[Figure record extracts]
━━━━━━━━
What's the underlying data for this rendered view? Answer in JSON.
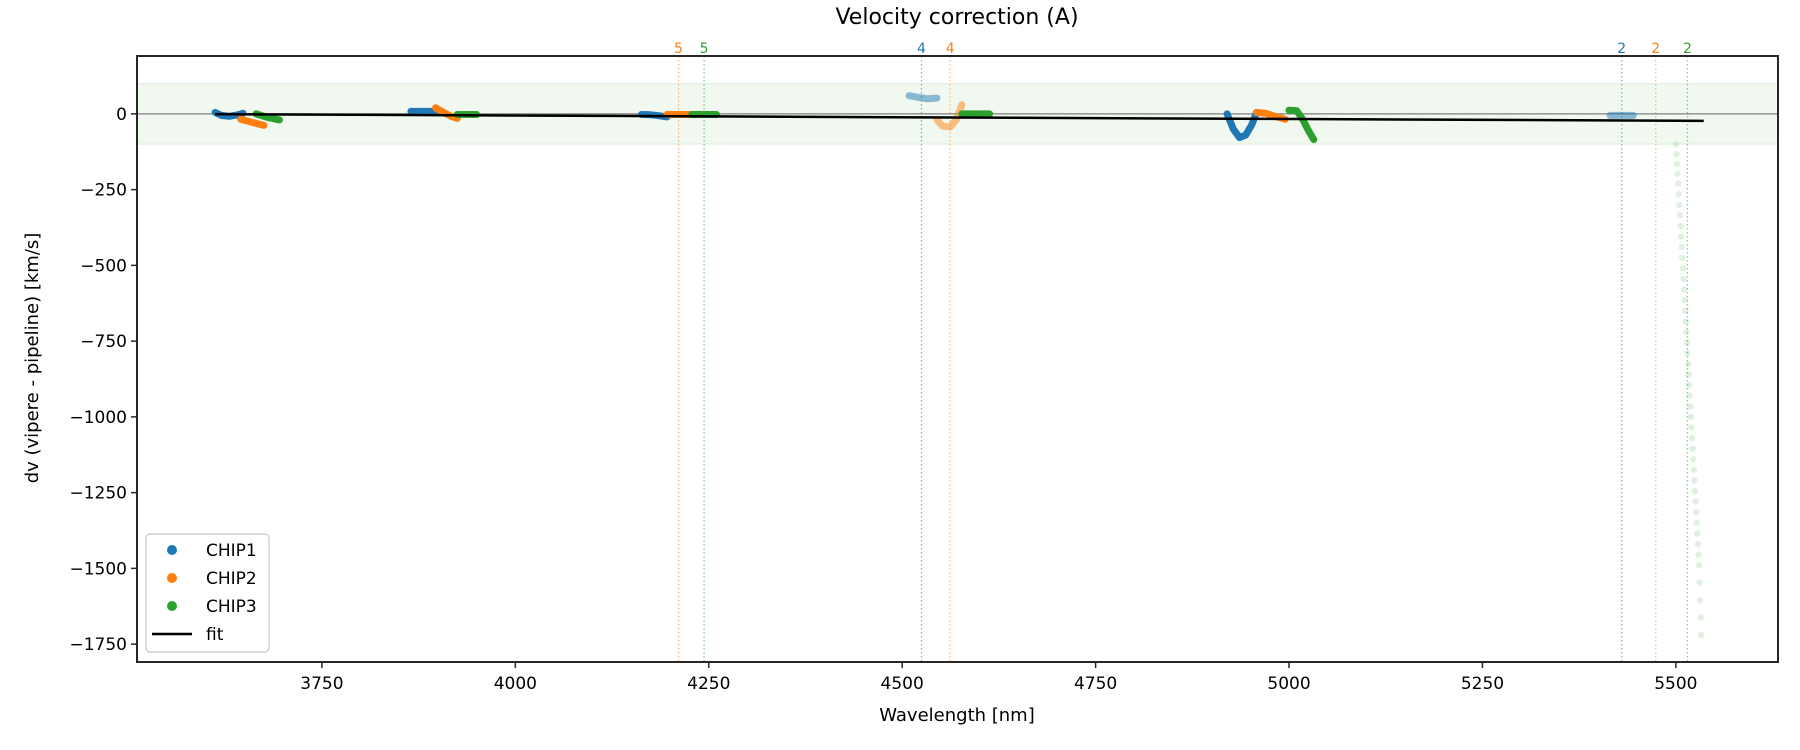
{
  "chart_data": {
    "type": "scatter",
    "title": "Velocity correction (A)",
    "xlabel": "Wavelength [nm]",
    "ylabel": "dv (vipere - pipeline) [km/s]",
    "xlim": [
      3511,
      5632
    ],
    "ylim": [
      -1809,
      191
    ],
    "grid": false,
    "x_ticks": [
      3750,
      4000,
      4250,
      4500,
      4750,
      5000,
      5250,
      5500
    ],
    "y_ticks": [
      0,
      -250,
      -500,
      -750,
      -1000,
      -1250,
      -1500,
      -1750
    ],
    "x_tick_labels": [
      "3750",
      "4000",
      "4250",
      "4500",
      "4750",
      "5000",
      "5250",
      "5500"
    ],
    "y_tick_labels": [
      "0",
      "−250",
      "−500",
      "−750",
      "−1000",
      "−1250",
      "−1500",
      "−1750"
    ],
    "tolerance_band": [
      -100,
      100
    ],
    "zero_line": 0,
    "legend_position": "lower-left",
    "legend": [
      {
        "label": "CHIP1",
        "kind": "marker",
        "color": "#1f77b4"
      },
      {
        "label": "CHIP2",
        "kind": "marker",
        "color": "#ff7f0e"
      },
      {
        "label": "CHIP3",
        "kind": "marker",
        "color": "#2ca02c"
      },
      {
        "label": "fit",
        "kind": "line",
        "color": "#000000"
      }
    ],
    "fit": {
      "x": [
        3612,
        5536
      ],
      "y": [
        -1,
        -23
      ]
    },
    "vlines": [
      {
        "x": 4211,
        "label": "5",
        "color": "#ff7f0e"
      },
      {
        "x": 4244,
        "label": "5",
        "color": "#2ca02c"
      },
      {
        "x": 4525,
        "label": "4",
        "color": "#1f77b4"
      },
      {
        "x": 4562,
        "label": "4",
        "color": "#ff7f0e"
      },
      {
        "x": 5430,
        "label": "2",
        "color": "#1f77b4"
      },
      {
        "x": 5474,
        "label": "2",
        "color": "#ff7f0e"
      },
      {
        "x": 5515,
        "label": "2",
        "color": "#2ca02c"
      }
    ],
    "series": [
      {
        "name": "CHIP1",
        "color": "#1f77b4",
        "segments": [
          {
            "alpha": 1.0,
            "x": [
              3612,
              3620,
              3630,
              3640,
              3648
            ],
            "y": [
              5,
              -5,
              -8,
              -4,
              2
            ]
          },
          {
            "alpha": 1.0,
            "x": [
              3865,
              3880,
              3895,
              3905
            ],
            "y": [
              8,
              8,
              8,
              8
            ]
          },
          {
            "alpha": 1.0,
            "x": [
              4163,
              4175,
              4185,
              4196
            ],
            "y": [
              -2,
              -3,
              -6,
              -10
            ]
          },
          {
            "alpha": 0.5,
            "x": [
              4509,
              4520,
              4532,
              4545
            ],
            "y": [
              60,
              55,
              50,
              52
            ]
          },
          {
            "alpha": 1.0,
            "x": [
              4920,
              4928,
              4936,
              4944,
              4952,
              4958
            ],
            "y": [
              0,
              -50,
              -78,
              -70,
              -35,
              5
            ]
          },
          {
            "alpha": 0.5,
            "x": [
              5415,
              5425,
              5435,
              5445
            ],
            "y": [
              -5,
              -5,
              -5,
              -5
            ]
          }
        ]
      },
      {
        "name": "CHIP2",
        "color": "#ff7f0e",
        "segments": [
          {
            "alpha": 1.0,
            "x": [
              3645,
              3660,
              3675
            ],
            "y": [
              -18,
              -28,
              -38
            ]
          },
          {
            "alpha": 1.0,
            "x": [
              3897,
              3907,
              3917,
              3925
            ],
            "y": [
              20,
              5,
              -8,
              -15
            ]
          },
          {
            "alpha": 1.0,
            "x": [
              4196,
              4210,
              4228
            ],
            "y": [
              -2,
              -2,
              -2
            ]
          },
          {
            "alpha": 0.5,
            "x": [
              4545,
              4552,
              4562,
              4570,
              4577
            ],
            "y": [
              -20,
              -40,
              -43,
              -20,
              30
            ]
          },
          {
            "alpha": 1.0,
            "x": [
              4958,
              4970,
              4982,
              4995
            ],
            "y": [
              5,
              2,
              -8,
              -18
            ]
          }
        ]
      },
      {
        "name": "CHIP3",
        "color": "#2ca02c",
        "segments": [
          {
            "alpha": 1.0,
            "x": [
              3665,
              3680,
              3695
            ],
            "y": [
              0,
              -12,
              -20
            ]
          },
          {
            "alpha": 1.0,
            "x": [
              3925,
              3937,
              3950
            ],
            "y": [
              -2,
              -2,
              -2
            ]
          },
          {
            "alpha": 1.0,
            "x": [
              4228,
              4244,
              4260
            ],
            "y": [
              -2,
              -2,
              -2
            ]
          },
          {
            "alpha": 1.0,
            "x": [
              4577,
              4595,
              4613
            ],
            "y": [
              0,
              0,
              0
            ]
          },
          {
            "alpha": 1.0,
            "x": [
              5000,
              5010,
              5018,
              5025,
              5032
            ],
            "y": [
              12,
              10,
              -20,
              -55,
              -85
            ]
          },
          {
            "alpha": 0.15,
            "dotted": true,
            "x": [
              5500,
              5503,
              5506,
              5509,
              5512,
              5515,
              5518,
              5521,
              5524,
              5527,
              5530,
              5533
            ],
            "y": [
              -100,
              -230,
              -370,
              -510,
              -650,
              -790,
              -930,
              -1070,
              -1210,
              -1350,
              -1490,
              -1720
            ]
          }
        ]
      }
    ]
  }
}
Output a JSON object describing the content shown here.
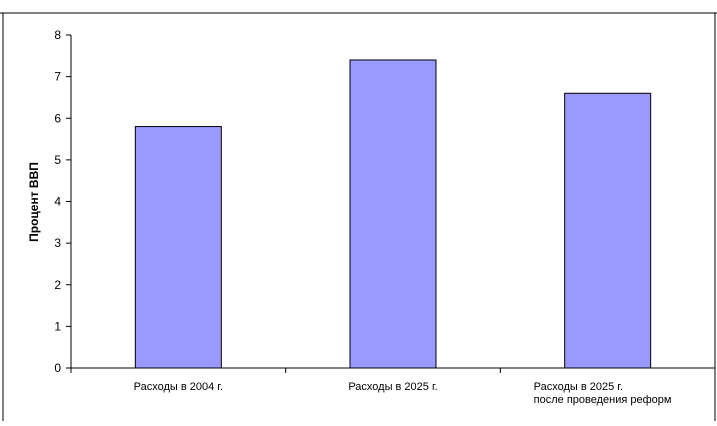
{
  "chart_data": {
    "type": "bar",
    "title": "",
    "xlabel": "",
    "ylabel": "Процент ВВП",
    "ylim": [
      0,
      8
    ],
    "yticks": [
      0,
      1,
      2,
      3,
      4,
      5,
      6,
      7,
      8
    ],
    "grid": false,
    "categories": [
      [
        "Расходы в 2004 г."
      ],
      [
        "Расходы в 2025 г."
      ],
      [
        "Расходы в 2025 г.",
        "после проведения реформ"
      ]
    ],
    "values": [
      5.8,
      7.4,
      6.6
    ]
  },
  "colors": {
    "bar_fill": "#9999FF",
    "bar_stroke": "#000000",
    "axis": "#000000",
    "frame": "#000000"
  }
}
━━━━━━━━
Written exercise » Leaving aside the images, write out the entries above word for word.

The output »
What's the underlying data for this rendered view? Answer in JSON.
{
  "chart_data": {
    "type": "scatter",
    "title": "Velocity correction (A)",
    "xlabel": "Wavelength [nm]",
    "ylabel": "dv (vipere - pipeline) [km/s]",
    "xlim": [
      3511,
      5632
    ],
    "ylim": [
      -1809,
      191
    ],
    "grid": false,
    "x_ticks": [
      3750,
      4000,
      4250,
      4500,
      4750,
      5000,
      5250,
      5500
    ],
    "y_ticks": [
      0,
      -250,
      -500,
      -750,
      -1000,
      -1250,
      -1500,
      -1750
    ],
    "x_tick_labels": [
      "3750",
      "4000",
      "4250",
      "4500",
      "4750",
      "5000",
      "5250",
      "5500"
    ],
    "y_tick_labels": [
      "0",
      "−250",
      "−500",
      "−750",
      "−1000",
      "−1250",
      "−1500",
      "−1750"
    ],
    "tolerance_band": [
      -100,
      100
    ],
    "zero_line": 0,
    "legend_position": "lower-left",
    "legend": [
      {
        "label": "CHIP1",
        "kind": "marker",
        "color": "#1f77b4"
      },
      {
        "label": "CHIP2",
        "kind": "marker",
        "color": "#ff7f0e"
      },
      {
        "label": "CHIP3",
        "kind": "marker",
        "color": "#2ca02c"
      },
      {
        "label": "fit",
        "kind": "line",
        "color": "#000000"
      }
    ],
    "fit": {
      "x": [
        3612,
        5536
      ],
      "y": [
        -1,
        -23
      ]
    },
    "vlines": [
      {
        "x": 4211,
        "label": "5",
        "color": "#ff7f0e"
      },
      {
        "x": 4244,
        "label": "5",
        "color": "#2ca02c"
      },
      {
        "x": 4525,
        "label": "4",
        "color": "#1f77b4"
      },
      {
        "x": 4562,
        "label": "4",
        "color": "#ff7f0e"
      },
      {
        "x": 5430,
        "label": "2",
        "color": "#1f77b4"
      },
      {
        "x": 5474,
        "label": "2",
        "color": "#ff7f0e"
      },
      {
        "x": 5515,
        "label": "2",
        "color": "#2ca02c"
      }
    ],
    "series": [
      {
        "name": "CHIP1",
        "color": "#1f77b4",
        "segments": [
          {
            "alpha": 1.0,
            "x": [
              3612,
              3620,
              3630,
              3640,
              3648
            ],
            "y": [
              5,
              -5,
              -8,
              -4,
              2
            ]
          },
          {
            "alpha": 1.0,
            "x": [
              3865,
              3880,
              3895,
              3905
            ],
            "y": [
              8,
              8,
              8,
              8
            ]
          },
          {
            "alpha": 1.0,
            "x": [
              4163,
              4175,
              4185,
              4196
            ],
            "y": [
              -2,
              -3,
              -6,
              -10
            ]
          },
          {
            "alpha": 0.5,
            "x": [
              4509,
              4520,
              4532,
              4545
            ],
            "y": [
              60,
              55,
              50,
              52
            ]
          },
          {
            "alpha": 1.0,
            "x": [
              4920,
              4928,
              4936,
              4944,
              4952,
              4958
            ],
            "y": [
              0,
              -50,
              -78,
              -70,
              -35,
              5
            ]
          },
          {
            "alpha": 0.5,
            "x": [
              5415,
              5425,
              5435,
              5445
            ],
            "y": [
              -5,
              -5,
              -5,
              -5
            ]
          }
        ]
      },
      {
        "name": "CHIP2",
        "color": "#ff7f0e",
        "segments": [
          {
            "alpha": 1.0,
            "x": [
              3645,
              3660,
              3675
            ],
            "y": [
              -18,
              -28,
              -38
            ]
          },
          {
            "alpha": 1.0,
            "x": [
              3897,
              3907,
              3917,
              3925
            ],
            "y": [
              20,
              5,
              -8,
              -15
            ]
          },
          {
            "alpha": 1.0,
            "x": [
              4196,
              4210,
              4228
            ],
            "y": [
              -2,
              -2,
              -2
            ]
          },
          {
            "alpha": 0.5,
            "x": [
              4545,
              4552,
              4562,
              4570,
              4577
            ],
            "y": [
              -20,
              -40,
              -43,
              -20,
              30
            ]
          },
          {
            "alpha": 1.0,
            "x": [
              4958,
              4970,
              4982,
              4995
            ],
            "y": [
              5,
              2,
              -8,
              -18
            ]
          }
        ]
      },
      {
        "name": "CHIP3",
        "color": "#2ca02c",
        "segments": [
          {
            "alpha": 1.0,
            "x": [
              3665,
              3680,
              3695
            ],
            "y": [
              0,
              -12,
              -20
            ]
          },
          {
            "alpha": 1.0,
            "x": [
              3925,
              3937,
              3950
            ],
            "y": [
              -2,
              -2,
              -2
            ]
          },
          {
            "alpha": 1.0,
            "x": [
              4228,
              4244,
              4260
            ],
            "y": [
              -2,
              -2,
              -2
            ]
          },
          {
            "alpha": 1.0,
            "x": [
              4577,
              4595,
              4613
            ],
            "y": [
              0,
              0,
              0
            ]
          },
          {
            "alpha": 1.0,
            "x": [
              5000,
              5010,
              5018,
              5025,
              5032
            ],
            "y": [
              12,
              10,
              -20,
              -55,
              -85
            ]
          },
          {
            "alpha": 0.15,
            "dotted": true,
            "x": [
              5500,
              5503,
              5506,
              5509,
              5512,
              5515,
              5518,
              5521,
              5524,
              5527,
              5530,
              5533
            ],
            "y": [
              -100,
              -230,
              -370,
              -510,
              -650,
              -790,
              -930,
              -1070,
              -1210,
              -1350,
              -1490,
              -1720
            ]
          }
        ]
      }
    ]
  }
}
Output a JSON object describing the content shown here.
{
  "chart_data": {
    "type": "bar",
    "title": "",
    "xlabel": "",
    "ylabel": "Процент ВВП",
    "ylim": [
      0,
      8
    ],
    "yticks": [
      0,
      1,
      2,
      3,
      4,
      5,
      6,
      7,
      8
    ],
    "grid": false,
    "categories": [
      [
        "Расходы в 2004 г."
      ],
      [
        "Расходы в 2025 г."
      ],
      [
        "Расходы в 2025 г.",
        "после проведения реформ"
      ]
    ],
    "values": [
      5.8,
      7.4,
      6.6
    ]
  },
  "colors": {
    "bar_fill": "#9999FF",
    "bar_stroke": "#000000",
    "axis": "#000000",
    "frame": "#000000"
  }
}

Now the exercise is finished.